EXERCISE BRIEF
Please repeat all of the listing exactly.

Saved data entries
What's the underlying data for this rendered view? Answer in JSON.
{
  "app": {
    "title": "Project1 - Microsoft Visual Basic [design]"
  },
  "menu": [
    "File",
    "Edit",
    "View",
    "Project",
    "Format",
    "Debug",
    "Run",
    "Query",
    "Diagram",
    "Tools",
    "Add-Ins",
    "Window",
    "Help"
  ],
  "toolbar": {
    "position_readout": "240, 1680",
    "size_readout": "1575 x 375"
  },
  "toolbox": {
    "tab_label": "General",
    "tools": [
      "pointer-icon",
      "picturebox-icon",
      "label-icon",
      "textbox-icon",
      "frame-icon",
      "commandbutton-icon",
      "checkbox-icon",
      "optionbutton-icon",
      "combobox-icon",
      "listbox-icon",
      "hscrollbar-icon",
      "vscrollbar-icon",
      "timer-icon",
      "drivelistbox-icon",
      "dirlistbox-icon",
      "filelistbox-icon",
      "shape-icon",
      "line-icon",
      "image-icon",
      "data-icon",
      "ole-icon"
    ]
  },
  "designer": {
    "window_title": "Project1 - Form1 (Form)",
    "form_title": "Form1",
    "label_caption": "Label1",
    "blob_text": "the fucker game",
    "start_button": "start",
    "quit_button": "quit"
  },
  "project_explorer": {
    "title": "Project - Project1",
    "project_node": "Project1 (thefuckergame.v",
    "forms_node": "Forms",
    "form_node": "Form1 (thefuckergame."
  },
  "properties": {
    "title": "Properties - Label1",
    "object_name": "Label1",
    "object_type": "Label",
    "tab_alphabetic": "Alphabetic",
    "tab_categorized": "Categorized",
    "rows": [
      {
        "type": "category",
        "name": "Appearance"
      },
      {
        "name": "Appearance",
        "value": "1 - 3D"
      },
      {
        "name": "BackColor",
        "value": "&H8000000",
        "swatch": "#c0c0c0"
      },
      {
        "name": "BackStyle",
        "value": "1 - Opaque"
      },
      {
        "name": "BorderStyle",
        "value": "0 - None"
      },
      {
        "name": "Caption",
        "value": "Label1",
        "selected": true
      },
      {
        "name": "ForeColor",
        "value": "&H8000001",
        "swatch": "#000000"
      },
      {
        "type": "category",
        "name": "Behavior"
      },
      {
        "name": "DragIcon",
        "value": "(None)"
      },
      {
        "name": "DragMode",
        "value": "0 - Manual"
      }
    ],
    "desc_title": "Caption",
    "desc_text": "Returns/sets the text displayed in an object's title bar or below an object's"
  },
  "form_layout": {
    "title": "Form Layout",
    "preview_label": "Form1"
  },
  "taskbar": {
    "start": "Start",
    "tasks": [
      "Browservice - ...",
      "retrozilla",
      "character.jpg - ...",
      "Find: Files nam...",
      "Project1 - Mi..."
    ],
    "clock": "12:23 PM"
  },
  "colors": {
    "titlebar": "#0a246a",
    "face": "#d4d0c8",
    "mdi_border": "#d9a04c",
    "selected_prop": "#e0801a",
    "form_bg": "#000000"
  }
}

WRITTEN SOLUTION
What's the underlying data for this rendered view? Answer in JSON.
{
  "app": {
    "title": "Project1 - Microsoft Visual Basic [design]"
  },
  "menu": [
    "File",
    "Edit",
    "View",
    "Project",
    "Format",
    "Debug",
    "Run",
    "Query",
    "Diagram",
    "Tools",
    "Add-Ins",
    "Window",
    "Help"
  ],
  "toolbar": {
    "position_readout": "240, 1680",
    "size_readout": "1575 x 375"
  },
  "toolbox": {
    "tab_label": "General",
    "tools": [
      "pointer-icon",
      "picturebox-icon",
      "label-icon",
      "textbox-icon",
      "frame-icon",
      "commandbutton-icon",
      "checkbox-icon",
      "optionbutton-icon",
      "combobox-icon",
      "listbox-icon",
      "hscrollbar-icon",
      "vscrollbar-icon",
      "timer-icon",
      "drivelistbox-icon",
      "dirlistbox-icon",
      "filelistbox-icon",
      "shape-icon",
      "line-icon",
      "image-icon",
      "data-icon",
      "ole-icon"
    ]
  },
  "designer": {
    "window_title": "Project1 - Form1 (Form)",
    "form_title": "Form1",
    "label_caption": "Label1",
    "blob_text": "the fucker game",
    "start_button": "start",
    "quit_button": "quit"
  },
  "project_explorer": {
    "title": "Project - Project1",
    "project_node": "Project1 (thefuckergame.v",
    "forms_node": "Forms",
    "form_node": "Form1 (thefuckergame."
  },
  "properties": {
    "title": "Properties - Label1",
    "object_name": "Label1",
    "object_type": "Label",
    "tab_alphabetic": "Alphabetic",
    "tab_categorized": "Categorized",
    "rows": [
      {
        "type": "category",
        "name": "Appearance"
      },
      {
        "name": "Appearance",
        "value": "1 - 3D"
      },
      {
        "name": "BackColor",
        "value": "&H8000000",
        "swatch": "#c0c0c0"
      },
      {
        "name": "BackStyle",
        "value": "1 - Opaque"
      },
      {
        "name": "BorderStyle",
        "value": "0 - None"
      },
      {
        "name": "Caption",
        "value": "Label1",
        "selected": true
      },
      {
        "name": "ForeColor",
        "value": "&H8000001",
        "swatch": "#000000"
      },
      {
        "type": "category",
        "name": "Behavior"
      },
      {
        "name": "DragIcon",
        "value": "(None)"
      },
      {
        "name": "DragMode",
        "value": "0 - Manual"
      }
    ],
    "desc_title": "Caption",
    "desc_text": "Returns/sets the text displayed in an object's title bar or below an object's"
  },
  "form_layout": {
    "title": "Form Layout",
    "preview_label": "Form1"
  },
  "taskbar": {
    "start": "Start",
    "tasks": [
      "Browservice - ...",
      "retrozilla",
      "character.jpg - ...",
      "Find: Files nam...",
      "Project1 - Mi..."
    ],
    "clock": "12:23 PM"
  },
  "colors": {
    "titlebar": "#0a246a",
    "face": "#d4d0c8",
    "mdi_border": "#d9a04c",
    "selected_prop": "#e0801a",
    "form_bg": "#000000"
  }
}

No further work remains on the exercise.